## REQUIRED TASK
Find the lines with "Observation" in them and copy them out.

## RECORD LIST
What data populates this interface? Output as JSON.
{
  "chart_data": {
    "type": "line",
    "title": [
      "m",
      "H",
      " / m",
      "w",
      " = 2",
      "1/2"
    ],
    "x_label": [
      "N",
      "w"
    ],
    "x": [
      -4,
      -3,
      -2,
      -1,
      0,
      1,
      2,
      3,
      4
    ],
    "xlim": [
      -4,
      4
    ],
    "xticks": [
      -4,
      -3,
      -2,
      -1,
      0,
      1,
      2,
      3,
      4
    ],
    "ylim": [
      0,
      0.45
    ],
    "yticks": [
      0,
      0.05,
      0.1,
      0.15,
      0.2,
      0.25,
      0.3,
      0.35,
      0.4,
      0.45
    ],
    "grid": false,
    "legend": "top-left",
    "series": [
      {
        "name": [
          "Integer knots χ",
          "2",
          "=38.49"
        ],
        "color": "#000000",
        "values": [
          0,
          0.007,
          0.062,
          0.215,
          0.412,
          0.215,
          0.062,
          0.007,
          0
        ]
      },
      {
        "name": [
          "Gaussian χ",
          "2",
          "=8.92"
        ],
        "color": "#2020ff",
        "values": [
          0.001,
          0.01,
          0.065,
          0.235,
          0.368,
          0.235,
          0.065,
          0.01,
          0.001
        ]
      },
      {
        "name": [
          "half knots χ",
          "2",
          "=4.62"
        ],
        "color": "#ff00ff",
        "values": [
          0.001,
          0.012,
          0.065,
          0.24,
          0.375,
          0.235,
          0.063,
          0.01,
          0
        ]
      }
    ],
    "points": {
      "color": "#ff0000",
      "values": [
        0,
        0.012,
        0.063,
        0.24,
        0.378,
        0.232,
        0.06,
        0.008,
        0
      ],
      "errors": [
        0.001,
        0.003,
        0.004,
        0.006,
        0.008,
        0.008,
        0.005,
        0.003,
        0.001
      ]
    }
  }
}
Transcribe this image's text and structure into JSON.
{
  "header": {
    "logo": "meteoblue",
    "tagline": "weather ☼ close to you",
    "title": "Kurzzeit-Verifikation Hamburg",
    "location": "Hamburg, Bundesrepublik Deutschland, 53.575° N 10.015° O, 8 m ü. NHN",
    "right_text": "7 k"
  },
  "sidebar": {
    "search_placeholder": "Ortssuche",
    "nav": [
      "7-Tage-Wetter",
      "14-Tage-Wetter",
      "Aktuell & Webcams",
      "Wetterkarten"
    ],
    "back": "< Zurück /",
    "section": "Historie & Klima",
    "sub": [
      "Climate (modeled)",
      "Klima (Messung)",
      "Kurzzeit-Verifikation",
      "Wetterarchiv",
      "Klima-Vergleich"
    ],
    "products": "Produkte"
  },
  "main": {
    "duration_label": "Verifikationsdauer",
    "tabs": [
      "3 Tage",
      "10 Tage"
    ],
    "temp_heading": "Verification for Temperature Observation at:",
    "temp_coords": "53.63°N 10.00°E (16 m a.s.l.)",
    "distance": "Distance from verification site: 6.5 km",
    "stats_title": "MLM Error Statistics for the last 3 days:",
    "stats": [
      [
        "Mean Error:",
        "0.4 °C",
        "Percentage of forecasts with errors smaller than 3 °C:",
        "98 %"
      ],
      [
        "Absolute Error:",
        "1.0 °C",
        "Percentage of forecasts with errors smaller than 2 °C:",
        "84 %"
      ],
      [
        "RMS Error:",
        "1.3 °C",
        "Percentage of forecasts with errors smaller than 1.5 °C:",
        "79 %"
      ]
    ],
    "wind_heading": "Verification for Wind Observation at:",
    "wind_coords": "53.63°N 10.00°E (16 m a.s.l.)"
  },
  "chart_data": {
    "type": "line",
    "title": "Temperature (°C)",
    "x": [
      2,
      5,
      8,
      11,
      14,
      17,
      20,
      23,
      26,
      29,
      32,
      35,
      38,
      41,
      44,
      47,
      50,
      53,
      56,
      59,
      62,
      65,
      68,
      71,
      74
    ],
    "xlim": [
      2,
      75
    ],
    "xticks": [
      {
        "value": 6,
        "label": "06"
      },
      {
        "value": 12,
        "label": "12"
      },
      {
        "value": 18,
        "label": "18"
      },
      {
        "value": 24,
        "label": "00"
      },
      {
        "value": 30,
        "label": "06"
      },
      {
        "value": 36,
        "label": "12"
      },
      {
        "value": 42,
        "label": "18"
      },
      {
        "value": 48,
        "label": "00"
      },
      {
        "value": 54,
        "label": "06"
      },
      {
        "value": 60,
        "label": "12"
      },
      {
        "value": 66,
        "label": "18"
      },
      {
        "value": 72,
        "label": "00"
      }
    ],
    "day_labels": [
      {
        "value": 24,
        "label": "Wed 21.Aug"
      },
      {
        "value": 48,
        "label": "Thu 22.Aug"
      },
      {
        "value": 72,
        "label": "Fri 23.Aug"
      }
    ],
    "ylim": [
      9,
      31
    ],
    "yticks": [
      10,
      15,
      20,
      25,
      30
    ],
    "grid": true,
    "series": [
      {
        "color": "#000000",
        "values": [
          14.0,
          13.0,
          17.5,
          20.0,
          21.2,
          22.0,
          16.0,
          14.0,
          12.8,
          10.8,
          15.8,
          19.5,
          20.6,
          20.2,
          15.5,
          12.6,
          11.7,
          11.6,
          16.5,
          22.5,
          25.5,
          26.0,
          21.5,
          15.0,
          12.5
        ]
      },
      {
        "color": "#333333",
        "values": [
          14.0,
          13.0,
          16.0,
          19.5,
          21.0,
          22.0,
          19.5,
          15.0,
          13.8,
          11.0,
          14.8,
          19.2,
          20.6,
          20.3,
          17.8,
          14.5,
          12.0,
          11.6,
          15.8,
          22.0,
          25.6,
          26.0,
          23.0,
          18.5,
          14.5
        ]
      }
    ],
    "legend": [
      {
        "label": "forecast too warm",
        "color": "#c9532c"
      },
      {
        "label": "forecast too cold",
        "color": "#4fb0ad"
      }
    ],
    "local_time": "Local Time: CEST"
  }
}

## ANSWER TO THE EXERCISE
    "temp_heading": "Verification for Temperature Observation at:",
    "wind_heading": "Verification for Wind Observation at:",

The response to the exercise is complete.